** Begin **
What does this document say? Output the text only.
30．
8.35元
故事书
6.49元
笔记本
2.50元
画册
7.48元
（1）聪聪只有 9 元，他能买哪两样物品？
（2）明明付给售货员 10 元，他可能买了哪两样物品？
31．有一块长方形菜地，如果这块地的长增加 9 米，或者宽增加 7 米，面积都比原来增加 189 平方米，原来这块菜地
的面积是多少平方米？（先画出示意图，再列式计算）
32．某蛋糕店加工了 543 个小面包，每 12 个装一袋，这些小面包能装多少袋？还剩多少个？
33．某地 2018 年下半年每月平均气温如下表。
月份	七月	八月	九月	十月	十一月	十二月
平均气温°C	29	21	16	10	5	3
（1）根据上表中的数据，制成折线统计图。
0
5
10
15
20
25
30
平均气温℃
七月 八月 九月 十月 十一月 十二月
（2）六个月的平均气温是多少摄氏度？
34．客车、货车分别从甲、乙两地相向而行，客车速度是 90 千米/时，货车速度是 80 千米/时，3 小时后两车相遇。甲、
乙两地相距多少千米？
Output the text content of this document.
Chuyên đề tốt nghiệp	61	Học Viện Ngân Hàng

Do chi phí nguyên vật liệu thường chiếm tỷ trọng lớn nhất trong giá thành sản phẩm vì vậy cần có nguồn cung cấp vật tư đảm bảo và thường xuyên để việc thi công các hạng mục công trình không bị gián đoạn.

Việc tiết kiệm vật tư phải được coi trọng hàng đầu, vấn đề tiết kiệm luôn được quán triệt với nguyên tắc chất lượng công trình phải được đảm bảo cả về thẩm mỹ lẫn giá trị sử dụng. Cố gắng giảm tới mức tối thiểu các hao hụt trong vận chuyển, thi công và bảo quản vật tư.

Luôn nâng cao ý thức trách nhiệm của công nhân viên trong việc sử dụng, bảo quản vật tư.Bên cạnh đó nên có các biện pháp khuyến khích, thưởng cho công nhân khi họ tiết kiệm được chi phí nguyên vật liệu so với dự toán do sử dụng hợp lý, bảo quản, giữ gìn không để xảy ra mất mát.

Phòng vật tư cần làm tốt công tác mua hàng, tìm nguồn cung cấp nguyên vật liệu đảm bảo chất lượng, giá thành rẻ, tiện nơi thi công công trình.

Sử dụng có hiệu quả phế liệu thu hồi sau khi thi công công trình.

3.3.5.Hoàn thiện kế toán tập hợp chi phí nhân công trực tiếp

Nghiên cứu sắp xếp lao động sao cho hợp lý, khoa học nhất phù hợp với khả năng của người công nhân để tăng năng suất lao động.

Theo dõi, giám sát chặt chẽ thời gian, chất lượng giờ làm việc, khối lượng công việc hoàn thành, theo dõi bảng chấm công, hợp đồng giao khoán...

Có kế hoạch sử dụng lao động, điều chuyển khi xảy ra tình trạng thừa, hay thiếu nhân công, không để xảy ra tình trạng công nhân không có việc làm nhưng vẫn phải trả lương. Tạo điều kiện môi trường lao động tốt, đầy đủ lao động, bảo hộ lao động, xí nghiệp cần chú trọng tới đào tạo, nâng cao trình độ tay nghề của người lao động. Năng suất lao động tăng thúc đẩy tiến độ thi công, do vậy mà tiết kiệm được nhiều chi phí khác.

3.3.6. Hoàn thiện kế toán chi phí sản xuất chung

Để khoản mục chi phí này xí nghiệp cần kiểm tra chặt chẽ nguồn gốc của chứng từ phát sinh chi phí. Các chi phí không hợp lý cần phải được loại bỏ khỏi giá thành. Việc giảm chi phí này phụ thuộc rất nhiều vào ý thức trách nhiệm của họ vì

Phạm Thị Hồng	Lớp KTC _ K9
** End **
Extract, from the listing above, every line where the string "suất" occurs.

Nghiên cứu sắp xếp lao động sao cho hợp lý, khoa học nhất phù hợp với khả năng của người công nhân để tăng năng suất lao động.
Có kế hoạch sử dụng lao động, điều chuyển khi xảy ra tình trạng thừa, hay thiếu nhân công, không để xảy ra tình trạng công nhân không có việc làm nhưng vẫn phải trả lương. Tạo điều kiện môi trường lao động tốt, đầy đủ lao động, bảo hộ lao động, xí nghiệp cần chú trọng tới đào tạo, nâng cao trình độ tay nghề của người lao động. Năng suất lao động tăng thúc đẩy tiến độ thi công, do vậy mà tiết kiệm được nhiều chi phí khác.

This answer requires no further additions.